→ **DIRECTIVE 1**:
Name every synthesis whose adiabatic packed bed reactor is covered in the excerpt on reactor instability regions.
→ **DIRECTIVE 2**:
Write a continuation of the excerpt on reactor instability regions, starting right after its final line.

-- BEGIN EXCERPT TO READ --

The instability region of the adiabatic packed bed reactors for ammonia, methanol, and SO3 synthesis. Included curves at t' constant and, for the ammonia case, also at rate constant

For the three instability regions of Figure 1 computation time were of 115,35; 101,45; and 49,2 seconds for ammonia, methanol, and SO3, respectively using a laptop with 1,8 Mhz processor and 776 Mb of RAM. In general, a region of instability is far from the equilibrium (-rA = 0). It is always to the left of the optimal progression of temperature (maximum reaction rate line in the reaction rate - conversion - temperature chart).

The size of the instability region highly depends on the inert concentration as presented for ammonia synthesis (Figure 2). However, for a high concentration of inerts the instability region disappears. Since the instability region has its origins in the difference between generated and removed energy of the system, it can be expected that a decrease in the reactant concentration diminishes the extension of the instability region.


Figure 2.

-- END EXCERPT TO READ --
-- BEGIN MATERIAL PROVIDED --

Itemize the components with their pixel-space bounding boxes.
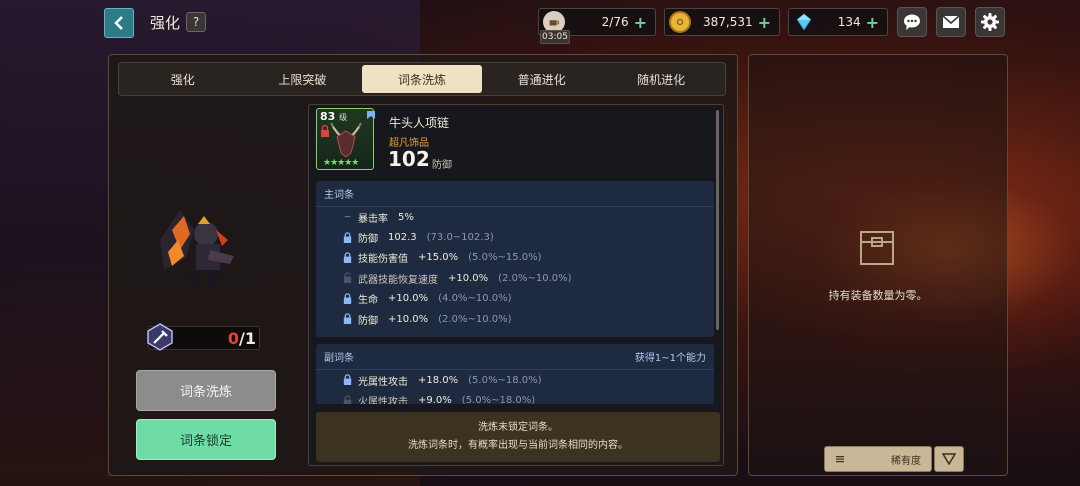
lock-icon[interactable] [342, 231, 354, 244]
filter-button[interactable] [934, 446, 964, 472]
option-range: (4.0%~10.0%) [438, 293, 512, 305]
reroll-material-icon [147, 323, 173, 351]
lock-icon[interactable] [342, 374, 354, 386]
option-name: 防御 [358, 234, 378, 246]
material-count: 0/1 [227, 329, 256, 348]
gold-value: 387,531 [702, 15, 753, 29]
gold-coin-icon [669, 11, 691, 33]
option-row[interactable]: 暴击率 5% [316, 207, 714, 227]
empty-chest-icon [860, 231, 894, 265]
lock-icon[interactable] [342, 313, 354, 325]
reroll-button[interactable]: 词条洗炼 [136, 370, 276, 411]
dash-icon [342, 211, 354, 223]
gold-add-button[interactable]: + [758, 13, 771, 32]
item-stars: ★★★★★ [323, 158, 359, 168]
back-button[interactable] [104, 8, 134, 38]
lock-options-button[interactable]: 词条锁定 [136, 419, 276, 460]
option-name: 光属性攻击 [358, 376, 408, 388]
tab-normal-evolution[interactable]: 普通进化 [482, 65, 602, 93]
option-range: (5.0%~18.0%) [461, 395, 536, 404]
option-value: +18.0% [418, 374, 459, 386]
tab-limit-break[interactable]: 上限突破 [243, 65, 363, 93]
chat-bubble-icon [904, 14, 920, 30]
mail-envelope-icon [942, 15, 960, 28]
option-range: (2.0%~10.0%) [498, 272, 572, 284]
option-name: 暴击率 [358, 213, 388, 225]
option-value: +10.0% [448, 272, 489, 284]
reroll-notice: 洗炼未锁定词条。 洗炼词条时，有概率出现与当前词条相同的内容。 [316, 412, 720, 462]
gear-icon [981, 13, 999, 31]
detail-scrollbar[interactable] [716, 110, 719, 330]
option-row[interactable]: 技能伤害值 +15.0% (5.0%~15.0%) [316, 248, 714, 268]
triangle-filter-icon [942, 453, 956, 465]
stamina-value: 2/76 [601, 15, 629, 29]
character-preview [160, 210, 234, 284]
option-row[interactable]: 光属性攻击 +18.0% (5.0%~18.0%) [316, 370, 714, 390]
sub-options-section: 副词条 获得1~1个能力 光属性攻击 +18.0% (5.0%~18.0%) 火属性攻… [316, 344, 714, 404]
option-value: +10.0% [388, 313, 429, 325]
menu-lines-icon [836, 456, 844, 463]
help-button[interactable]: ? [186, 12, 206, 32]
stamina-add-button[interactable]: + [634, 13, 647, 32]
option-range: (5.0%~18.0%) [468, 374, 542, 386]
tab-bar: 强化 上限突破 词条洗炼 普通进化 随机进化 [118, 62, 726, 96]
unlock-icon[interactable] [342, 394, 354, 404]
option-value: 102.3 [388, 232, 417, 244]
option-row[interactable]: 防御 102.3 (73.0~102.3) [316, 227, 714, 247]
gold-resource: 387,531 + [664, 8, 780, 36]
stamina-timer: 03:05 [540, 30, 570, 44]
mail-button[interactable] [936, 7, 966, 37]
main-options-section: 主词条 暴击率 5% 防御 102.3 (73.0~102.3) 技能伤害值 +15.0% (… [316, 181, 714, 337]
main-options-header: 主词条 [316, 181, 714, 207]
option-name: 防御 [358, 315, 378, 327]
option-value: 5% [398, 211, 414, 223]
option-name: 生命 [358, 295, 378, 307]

-- END MATERIAL PROVIDED --

→ **WRITTEN REPLY 1**:
Ammonia, methanol, and SO3

→ **WRITTEN REPLY 2**:
Effect of concentration of inerts on the size of the instability region of an adiabatic packed bed reactor for ammonia synthesis

The trajectories of the instability region have a maximum temperature (Figure 2). The maximum temperature represents the temperature limit for the instability region, and it could be correlated to the adiabatic operation line of a packed bed reactor. The curve of the locus of maxima is also shown in Figure 2. Above this locus curve the derivative dXA/dT is always negative thus, reactor conversion decreases as temperature increases. Below the locus curve reactor conversions always increases. Consequently, the minimum feed temperature can be found from the adiabatic reactor energy balance (equation (3)). The locus of maxima curve is controlled by operation parameters, such as: type and concentration of inerts (its heat capacity), total pressure, molar feed rate, heat transfer area, temperature of fluid inside the heat-exchange tube; and reactor construction material (its global heat-transfer coefficient) etc... Two of them are presented here: the effect of inert concentration in Figure 2 and the influence of the total pressure on the instability region that is presented in Figure 3, both for ammonia synthesis. In Figure 3, it is possible to observe that upon a decrease on total pressure (at 186 atm, light gray line), the locus curve moves downwards, and slightly to lower temperatures, comparing to those at higher pressures (e.g., 296 atm).


Figure 3.
Effect of total pressure on instability region size of an adiabatic packed bed reactor for ammonia synthesis

An increase of total pressure leads to an increase of the extent of the instability region. This can be expected since for an equilibrium reaction, where the number of moles of products is lower than that of reactants, high pressures shifts the equilibrium to the right. Thus, at higher pressures the reaction extent is higher as well as the heat evolution. The locus of maxima of those trajectories is adjusted to straight line, parallel to the temperature axis.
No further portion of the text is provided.